(Extracted data entries)

_ _ _ _ _ _ _

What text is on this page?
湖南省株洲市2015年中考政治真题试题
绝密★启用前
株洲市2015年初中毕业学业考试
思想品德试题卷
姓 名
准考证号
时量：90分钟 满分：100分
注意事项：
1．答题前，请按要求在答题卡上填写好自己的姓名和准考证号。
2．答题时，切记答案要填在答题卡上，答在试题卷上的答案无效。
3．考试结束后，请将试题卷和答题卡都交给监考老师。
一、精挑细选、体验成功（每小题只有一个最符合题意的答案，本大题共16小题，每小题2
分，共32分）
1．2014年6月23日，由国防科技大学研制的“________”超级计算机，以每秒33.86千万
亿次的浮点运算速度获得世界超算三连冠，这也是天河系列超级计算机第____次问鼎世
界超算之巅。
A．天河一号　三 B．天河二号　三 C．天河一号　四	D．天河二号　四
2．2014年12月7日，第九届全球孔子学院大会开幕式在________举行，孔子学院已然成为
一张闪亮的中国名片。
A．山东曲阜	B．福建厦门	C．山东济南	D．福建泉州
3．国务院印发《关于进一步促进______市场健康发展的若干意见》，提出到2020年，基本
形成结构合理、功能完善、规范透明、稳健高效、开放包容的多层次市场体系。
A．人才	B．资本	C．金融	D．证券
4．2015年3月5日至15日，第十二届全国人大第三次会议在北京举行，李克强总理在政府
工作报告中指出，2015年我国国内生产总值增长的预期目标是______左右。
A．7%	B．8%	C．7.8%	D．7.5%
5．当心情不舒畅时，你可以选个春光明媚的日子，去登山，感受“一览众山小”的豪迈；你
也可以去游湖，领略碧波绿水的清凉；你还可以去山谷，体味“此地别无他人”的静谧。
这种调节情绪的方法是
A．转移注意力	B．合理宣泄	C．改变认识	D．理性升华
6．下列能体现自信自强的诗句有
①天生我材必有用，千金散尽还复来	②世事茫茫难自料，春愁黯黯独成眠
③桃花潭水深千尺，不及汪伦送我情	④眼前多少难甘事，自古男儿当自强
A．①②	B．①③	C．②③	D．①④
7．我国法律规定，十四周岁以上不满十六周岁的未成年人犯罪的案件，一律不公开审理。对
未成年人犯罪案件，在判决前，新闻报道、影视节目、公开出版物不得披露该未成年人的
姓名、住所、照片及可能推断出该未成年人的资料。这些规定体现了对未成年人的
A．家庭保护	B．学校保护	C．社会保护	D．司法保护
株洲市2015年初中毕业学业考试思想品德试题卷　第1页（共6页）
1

_ _ _ _ _ _ _

**REQUIREMENTS**
Write down every line of the data exactly as it appears above.

**FINAL RESULT**
What text is on this page?
湖南省株洲市2015年中考政治真题试题
绝密★启用前
株洲市2015年初中毕业学业考试
思想品德试题卷
姓 名
准考证号
时量：90分钟 满分：100分
注意事项：
1．答题前，请按要求在答题卡上填写好自己的姓名和准考证号。
2．答题时，切记答案要填在答题卡上，答在试题卷上的答案无效。
3．考试结束后，请将试题卷和答题卡都交给监考老师。
一、精挑细选、体验成功（每小题只有一个最符合题意的答案，本大题共16小题，每小题2
分，共32分）
1．2014年6月23日，由国防科技大学研制的“________”超级计算机，以每秒33.86千万
亿次的浮点运算速度获得世界超算三连冠，这也是天河系列超级计算机第____次问鼎世
界超算之巅。
A．天河一号　三 B．天河二号　三 C．天河一号　四	D．天河二号　四
2．2014年12月7日，第九届全球孔子学院大会开幕式在________举行，孔子学院已然成为
一张闪亮的中国名片。
A．山东曲阜	B．福建厦门	C．山东济南	D．福建泉州
3．国务院印发《关于进一步促进______市场健康发展的若干意见》，提出到2020年，基本
形成结构合理、功能完善、规范透明、稳健高效、开放包容的多层次市场体系。
A．人才	B．资本	C．金融	D．证券
4．2015年3月5日至15日，第十二届全国人大第三次会议在北京举行，李克强总理在政府
工作报告中指出，2015年我国国内生产总值增长的预期目标是______左右。
A．7%	B．8%	C．7.8%	D．7.5%
5．当心情不舒畅时，你可以选个春光明媚的日子，去登山，感受“一览众山小”的豪迈；你
也可以去游湖，领略碧波绿水的清凉；你还可以去山谷，体味“此地别无他人”的静谧。
这种调节情绪的方法是
A．转移注意力	B．合理宣泄	C．改变认识	D．理性升华
6．下列能体现自信自强的诗句有
①天生我材必有用，千金散尽还复来	②世事茫茫难自料，春愁黯黯独成眠
③桃花潭水深千尺，不及汪伦送我情	④眼前多少难甘事，自古男儿当自强
A．①②	B．①③	C．②③	D．①④
7．我国法律规定，十四周岁以上不满十六周岁的未成年人犯罪的案件，一律不公开审理。对
未成年人犯罪案件，在判决前，新闻报道、影视节目、公开出版物不得披露该未成年人的
姓名、住所、照片及可能推断出该未成年人的资料。这些规定体现了对未成年人的
A．家庭保护	B．学校保护	C．社会保护	D．司法保护
株洲市2015年初中毕业学业考试思想品德试题卷　第1页（共6页）
1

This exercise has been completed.